Records from a data collection
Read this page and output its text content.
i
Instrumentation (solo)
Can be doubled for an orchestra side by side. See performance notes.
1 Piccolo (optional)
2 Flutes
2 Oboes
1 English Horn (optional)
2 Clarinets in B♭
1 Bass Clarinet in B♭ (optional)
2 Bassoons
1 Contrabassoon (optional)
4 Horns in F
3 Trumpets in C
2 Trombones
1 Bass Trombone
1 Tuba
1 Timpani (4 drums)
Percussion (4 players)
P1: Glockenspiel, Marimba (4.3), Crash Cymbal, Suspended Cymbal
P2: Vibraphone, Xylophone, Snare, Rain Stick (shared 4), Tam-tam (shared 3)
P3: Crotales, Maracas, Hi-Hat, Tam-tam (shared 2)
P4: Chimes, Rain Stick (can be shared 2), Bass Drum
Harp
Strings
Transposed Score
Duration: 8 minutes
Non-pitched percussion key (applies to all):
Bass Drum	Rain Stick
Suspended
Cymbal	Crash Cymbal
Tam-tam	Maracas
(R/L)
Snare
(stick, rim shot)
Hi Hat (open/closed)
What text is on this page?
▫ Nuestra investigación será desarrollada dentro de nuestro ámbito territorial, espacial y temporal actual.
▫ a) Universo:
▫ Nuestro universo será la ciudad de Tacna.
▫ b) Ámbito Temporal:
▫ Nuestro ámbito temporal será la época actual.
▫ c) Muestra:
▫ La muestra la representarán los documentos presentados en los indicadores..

GIVEN INSTRUCTION> Reproduce exactly the line that holds "What text is on this page?", then every line after it, ending with the final line of the records above.

EXERCISE ANSWER>
What text is on this page?
▫ Nuestra investigación será desarrollada dentro de nuestro ámbito territorial, espacial y temporal actual.
▫ a) Universo:
▫ Nuestro universo será la ciudad de Tacna.
▫ b) Ámbito Temporal:
▫ Nuestro ámbito temporal será la época actual.
▫ c) Muestra:
▫ La muestra la representarán los documentos presentados en los indicadores..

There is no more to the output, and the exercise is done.